WHAT THE TASK REQUIRES: Format each line of the data below as one string in a JSON list, and leave out any blank lines.

EXERCISE MATERIALS:
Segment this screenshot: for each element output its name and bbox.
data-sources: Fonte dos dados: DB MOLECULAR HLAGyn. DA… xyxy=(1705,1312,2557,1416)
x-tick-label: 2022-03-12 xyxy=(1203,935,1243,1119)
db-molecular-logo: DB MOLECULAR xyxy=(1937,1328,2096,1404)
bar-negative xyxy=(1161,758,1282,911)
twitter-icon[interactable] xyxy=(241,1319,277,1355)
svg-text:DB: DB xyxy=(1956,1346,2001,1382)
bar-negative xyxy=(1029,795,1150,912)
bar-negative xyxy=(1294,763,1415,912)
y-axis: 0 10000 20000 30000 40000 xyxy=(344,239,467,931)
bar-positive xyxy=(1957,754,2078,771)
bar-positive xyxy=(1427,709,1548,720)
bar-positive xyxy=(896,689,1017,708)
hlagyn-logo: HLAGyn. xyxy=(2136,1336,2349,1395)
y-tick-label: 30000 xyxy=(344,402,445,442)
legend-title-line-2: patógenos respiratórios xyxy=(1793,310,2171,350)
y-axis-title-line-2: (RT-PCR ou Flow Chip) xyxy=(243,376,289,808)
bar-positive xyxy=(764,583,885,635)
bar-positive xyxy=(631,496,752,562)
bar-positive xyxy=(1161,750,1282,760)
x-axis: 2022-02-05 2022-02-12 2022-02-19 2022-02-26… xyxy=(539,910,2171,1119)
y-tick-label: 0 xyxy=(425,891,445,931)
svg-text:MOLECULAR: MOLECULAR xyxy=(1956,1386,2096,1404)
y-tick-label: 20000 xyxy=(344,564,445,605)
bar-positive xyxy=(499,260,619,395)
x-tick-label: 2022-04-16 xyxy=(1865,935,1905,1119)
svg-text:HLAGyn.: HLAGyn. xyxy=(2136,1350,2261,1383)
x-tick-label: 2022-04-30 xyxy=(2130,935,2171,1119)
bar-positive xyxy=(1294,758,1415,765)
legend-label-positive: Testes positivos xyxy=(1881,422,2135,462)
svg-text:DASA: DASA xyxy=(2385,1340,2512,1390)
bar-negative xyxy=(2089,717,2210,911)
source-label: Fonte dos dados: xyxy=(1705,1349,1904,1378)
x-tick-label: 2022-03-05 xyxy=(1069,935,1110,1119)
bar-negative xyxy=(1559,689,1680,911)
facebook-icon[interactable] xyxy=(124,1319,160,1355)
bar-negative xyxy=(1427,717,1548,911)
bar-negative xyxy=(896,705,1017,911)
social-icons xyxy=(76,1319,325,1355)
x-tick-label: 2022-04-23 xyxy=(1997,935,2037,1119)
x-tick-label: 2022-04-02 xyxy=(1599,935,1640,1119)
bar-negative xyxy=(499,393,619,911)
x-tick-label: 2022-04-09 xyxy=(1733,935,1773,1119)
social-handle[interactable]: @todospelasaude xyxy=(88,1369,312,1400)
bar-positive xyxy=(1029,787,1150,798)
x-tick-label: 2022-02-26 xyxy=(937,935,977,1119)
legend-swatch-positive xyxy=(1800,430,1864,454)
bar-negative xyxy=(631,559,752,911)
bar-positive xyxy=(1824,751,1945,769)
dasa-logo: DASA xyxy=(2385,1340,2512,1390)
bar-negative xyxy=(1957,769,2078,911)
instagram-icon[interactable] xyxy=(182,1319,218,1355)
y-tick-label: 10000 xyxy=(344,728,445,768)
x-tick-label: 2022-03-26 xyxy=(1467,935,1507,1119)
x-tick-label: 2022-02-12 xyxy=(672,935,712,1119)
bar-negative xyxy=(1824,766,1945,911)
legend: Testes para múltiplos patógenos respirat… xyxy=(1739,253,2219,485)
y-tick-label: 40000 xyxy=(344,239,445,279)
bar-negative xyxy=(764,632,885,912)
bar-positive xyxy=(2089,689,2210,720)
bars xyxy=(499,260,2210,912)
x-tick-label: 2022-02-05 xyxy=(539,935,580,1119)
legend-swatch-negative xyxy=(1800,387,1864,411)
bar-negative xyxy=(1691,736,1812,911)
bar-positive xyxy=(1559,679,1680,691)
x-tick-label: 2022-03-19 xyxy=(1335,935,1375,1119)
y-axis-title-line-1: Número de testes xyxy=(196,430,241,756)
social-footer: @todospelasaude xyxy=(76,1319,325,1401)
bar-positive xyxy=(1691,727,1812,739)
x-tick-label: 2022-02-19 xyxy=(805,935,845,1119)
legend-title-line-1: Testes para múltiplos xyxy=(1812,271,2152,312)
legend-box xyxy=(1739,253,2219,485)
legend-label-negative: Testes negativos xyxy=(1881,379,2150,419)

EXERCISE RESULT:
[
  "Segment this screenshot: for each element output its name and bbox.",
  "data-sources: Fonte dos dados: DB MOLECULAR HLAGyn. DA… xyxy=(1705,1312,2557,1416)",
  "x-tick-label: 2022-03-12 xyxy=(1203,935,1243,1119)",
  "db-molecular-logo: DB MOLECULAR xyxy=(1937,1328,2096,1404)",
  "bar-negative xyxy=(1161,758,1282,911)",
  "twitter-icon[interactable] xyxy=(241,1319,277,1355)",
  "svg-text:DB: DB xyxy=(1956,1346,2001,1382)",
  "bar-negative xyxy=(1029,795,1150,912)",
  "bar-negative xyxy=(1294,763,1415,912)",
  "y-axis: 0 10000 20000 30000 40000 xyxy=(344,239,467,931)",
  "bar-positive xyxy=(1957,754,2078,771)",
  "bar-positive xyxy=(1427,709,1548,720)",
  "bar-positive xyxy=(896,689,1017,708)",
  "hlagyn-logo: HLAGyn. xyxy=(2136,1336,2349,1395)",
  "y-tick-label: 30000 xyxy=(344,402,445,442)",
  "legend-title-line-2: patógenos respiratórios xyxy=(1793,310,2171,350)",
  "y-axis-title-line-2: (RT-PCR ou Flow Chip) xyxy=(243,376,289,808)",
  "bar-positive xyxy=(764,583,885,635)",
  "bar-positive xyxy=(631,496,752,562)",
  "bar-positive xyxy=(1161,750,1282,760)",
  "x-axis: 2022-02-05 2022-02-12 2022-02-19 2022-02-26… xyxy=(539,910,2171,1119)",
  "y-tick-label: 0 xyxy=(425,891,445,931)",
  "svg-text:MOLECULAR: MOLECULAR xyxy=(1956,1386,2096,1404)",
  "y-tick-label: 20000 xyxy=(344,564,445,605)",
  "bar-positive xyxy=(499,260,619,395)",
  "x-tick-label: 2022-04-16 xyxy=(1865,935,1905,1119)",
  "svg-text:HLAGyn.: HLAGyn. xyxy=(2136,1350,2261,1383)",
  "x-tick-label: 2022-04-30 xyxy=(2130,935,2171,1119)",
  "bar-positive xyxy=(1294,758,1415,765)",
  "legend-label-positive: Testes positivos xyxy=(1881,422,2135,462)",
  "svg-text:DASA: DASA xyxy=(2385,1340,2512,1390)",
  "bar-negative xyxy=(2089,717,2210,911)",
  "source-label: Fonte dos dados: xyxy=(1705,1349,1904,1378)",
  "x-tick-label: 2022-03-05 xyxy=(1069,935,1110,1119)",
  "bar-negative xyxy=(1559,689,1680,911)",
  "facebook-icon[interactable] xyxy=(124,1319,160,1355)",
  "bar-negative xyxy=(1427,717,1548,911)",
  "bar-negative xyxy=(896,705,1017,911)",
  "social-icons xyxy=(76,1319,325,1355)",
  "x-tick-label: 2022-04-23 xyxy=(1997,935,2037,1119)",
  "x-tick-label: 2022-04-02 xyxy=(1599,935,1640,1119)",
  "bar-negative xyxy=(499,393,619,911)",
  "x-tick-label: 2022-04-09 xyxy=(1733,935,1773,1119)",
  "social-handle[interactable]: @todospelasaude xyxy=(88,1369,312,1400)",
  "bar-positive xyxy=(1029,787,1150,798)",
  "x-tick-label: 2022-02-26 xyxy=(937,935,977,1119)",
  "legend-swatch-positive xyxy=(1800,430,1864,454)",
  "bar-negative xyxy=(631,559,752,911)",
  "bar-positive xyxy=(1824,751,1945,769)",
  "dasa-logo: DASA xyxy=(2385,1340,2512,1390)",
  "bar-negative xyxy=(1957,769,2078,911)",
  "instagram-icon[interactable] xyxy=(182,1319,218,1355)",
  "y-tick-label: 10000 xyxy=(344,728,445,768)",
  "x-tick-label: 2022-03-26 xyxy=(1467,935,1507,1119)",
  "x-tick-label: 2022-02-12 xyxy=(672,935,712,1119)",
  "bar-negative xyxy=(1824,766,1945,911)",
  "legend: Testes para múltiplos patógenos respirat… xyxy=(1739,253,2219,485)",
  "y-tick-label: 40000 xyxy=(344,239,445,279)",
  "bar-negative xyxy=(764,632,885,912)",
  "bar-positive xyxy=(2089,689,2210,720)",
  "bars xyxy=(499,260,2210,912)",
  "x-tick-label: 2022-02-05 xyxy=(539,935,580,1119)",
  "legend-swatch-negative xyxy=(1800,387,1864,411)",
  "bar-negative xyxy=(1691,736,1812,911)",
  "bar-positive xyxy=(1559,679,1680,691)",
  "x-tick-label: 2022-03-19 xyxy=(1335,935,1375,1119)",
  "y-axis-title-line-1: Número de testes xyxy=(196,430,241,756)",
  "social-footer: @todospelasaude xyxy=(76,1319,325,1401)",
  "bar-positive xyxy=(1691,727,1812,739)",
  "x-tick-label: 2022-02-19 xyxy=(805,935,845,1119)",
  "legend-title-line-1: Testes para múltiplos xyxy=(1812,271,2152,312)",
  "legend-box xyxy=(1739,253,2219,485)",
  "legend-label-negative: Testes negativos xyxy=(1881,379,2150,419)"
]